__PROBLEM DESCRIPTION__. Return all of the entries exactly as written.

__INFORMATION GIVEN__.
/---
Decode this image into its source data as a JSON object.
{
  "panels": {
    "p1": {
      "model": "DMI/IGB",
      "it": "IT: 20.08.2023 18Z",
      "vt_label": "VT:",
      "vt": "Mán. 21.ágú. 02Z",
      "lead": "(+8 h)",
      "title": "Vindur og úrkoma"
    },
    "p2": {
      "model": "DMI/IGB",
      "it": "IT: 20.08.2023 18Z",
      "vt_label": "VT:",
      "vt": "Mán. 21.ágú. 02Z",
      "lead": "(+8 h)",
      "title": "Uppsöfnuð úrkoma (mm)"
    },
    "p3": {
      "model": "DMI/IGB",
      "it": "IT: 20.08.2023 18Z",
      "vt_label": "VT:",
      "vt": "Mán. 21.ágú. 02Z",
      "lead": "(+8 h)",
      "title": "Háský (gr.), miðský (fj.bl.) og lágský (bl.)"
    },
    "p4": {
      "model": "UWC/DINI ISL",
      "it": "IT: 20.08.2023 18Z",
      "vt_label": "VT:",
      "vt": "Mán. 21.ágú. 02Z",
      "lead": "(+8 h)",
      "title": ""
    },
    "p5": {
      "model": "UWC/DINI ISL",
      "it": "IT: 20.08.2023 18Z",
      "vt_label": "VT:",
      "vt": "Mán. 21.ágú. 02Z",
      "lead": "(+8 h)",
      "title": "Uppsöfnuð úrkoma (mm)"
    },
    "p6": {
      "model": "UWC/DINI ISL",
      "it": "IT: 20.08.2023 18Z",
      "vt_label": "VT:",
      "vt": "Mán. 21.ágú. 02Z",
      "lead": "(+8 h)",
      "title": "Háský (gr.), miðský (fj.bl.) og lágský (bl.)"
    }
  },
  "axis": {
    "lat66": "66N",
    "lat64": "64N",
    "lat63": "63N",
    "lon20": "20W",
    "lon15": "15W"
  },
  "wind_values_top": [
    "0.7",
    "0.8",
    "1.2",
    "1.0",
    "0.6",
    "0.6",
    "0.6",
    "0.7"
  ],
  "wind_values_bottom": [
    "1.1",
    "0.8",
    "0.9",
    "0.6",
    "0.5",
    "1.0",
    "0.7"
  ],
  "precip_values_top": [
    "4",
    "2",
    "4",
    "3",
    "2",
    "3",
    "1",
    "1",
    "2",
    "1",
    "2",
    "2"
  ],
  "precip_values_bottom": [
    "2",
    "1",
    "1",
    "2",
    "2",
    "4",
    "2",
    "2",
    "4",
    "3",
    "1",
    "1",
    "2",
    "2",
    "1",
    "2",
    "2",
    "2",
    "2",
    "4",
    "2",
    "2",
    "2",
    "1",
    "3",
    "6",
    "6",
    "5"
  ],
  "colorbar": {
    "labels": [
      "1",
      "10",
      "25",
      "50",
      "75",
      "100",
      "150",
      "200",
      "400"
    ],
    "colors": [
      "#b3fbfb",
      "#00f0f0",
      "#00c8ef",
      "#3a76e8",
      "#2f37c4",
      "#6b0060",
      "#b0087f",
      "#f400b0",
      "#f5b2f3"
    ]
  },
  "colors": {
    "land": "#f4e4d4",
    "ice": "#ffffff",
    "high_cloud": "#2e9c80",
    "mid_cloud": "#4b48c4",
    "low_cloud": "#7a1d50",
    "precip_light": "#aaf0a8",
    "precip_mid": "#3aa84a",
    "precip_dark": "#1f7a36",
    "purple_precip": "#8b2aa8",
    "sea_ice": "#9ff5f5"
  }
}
\---
__TASK SOLUTION__.
Decode this image into its source data as a JSON object.
{
  "panels": {
    "p1": {
      "model": "DMI/IGB",
      "it": "IT: 20.08.2023 18Z",
      "vt_label": "VT:",
      "vt": "Mán. 21.ágú. 02Z",
      "lead": "(+8 h)",
      "title": "Vindur og úrkoma"
    },
    "p2": {
      "model": "DMI/IGB",
      "it": "IT: 20.08.2023 18Z",
      "vt_label": "VT:",
      "vt": "Mán. 21.ágú. 02Z",
      "lead": "(+8 h)",
      "title": "Uppsöfnuð úrkoma (mm)"
    },
    "p3": {
      "model": "DMI/IGB",
      "it": "IT: 20.08.2023 18Z",
      "vt_label": "VT:",
      "vt": "Mán. 21.ágú. 02Z",
      "lead": "(+8 h)",
      "title": "Háský (gr.), miðský (fj.bl.) og lágský (bl.)"
    },
    "p4": {
      "model": "UWC/DINI ISL",
      "it": "IT: 20.08.2023 18Z",
      "vt_label": "VT:",
      "vt": "Mán. 21.ágú. 02Z",
      "lead": "(+8 h)",
      "title": ""
    },
    "p5": {
      "model": "UWC/DINI ISL",
      "it": "IT: 20.08.2023 18Z",
      "vt_label": "VT:",
      "vt": "Mán. 21.ágú. 02Z",
      "lead": "(+8 h)",
      "title": "Uppsöfnuð úrkoma (mm)"
    },
    "p6": {
      "model": "UWC/DINI ISL",
      "it": "IT: 20.08.2023 18Z",
      "vt_label": "VT:",
      "vt": "Mán. 21.ágú. 02Z",
      "lead": "(+8 h)",
      "title": "Háský (gr.), miðský (fj.bl.) og lágský (bl.)"
    }
  },
  "axis": {
    "lat66": "66N",
    "lat64": "64N",
    "lat63": "63N",
    "lon20": "20W",
    "lon15": "15W"
  },
  "wind_values_top": [
    "0.7",
    "0.8",
    "1.2",
    "1.0",
    "0.6",
    "0.6",
    "0.6",
    "0.7"
  ],
  "wind_values_bottom": [
    "1.1",
    "0.8",
    "0.9",
    "0.6",
    "0.5",
    "1.0",
    "0.7"
  ],
  "precip_values_top": [
    "4",
    "2",
    "4",
    "3",
    "2",
    "3",
    "1",
    "1",
    "2",
    "1",
    "2",
    "2"
  ],
  "precip_values_bottom": [
    "2",
    "1",
    "1",
    "2",
    "2",
    "4",
    "2",
    "2",
    "4",
    "3",
    "1",
    "1",
    "2",
    "2",
    "1",
    "2",
    "2",
    "2",
    "2",
    "4",
    "2",
    "2",
    "2",
    "1",
    "3",
    "6",
    "6",
    "5"
  ],
  "colorbar": {
    "labels": [
      "1",
      "10",
      "25",
      "50",
      "75",
      "100",
      "150",
      "200",
      "400"
    ],
    "colors": [
      "#b3fbfb",
      "#00f0f0",
      "#00c8ef",
      "#3a76e8",
      "#2f37c4",
      "#6b0060",
      "#b0087f",
      "#f400b0",
      "#f5b2f3"
    ]
  },
  "colors": {
    "land": "#f4e4d4",
    "ice": "#ffffff",
    "high_cloud": "#2e9c80",
    "mid_cloud": "#4b48c4",
    "low_cloud": "#7a1d50",
    "precip_light": "#aaf0a8",
    "precip_mid": "#3aa84a",
    "precip_dark": "#1f7a36",
    "purple_precip": "#8b2aa8",
    "sea_ice": "#9ff5f5"
  }
}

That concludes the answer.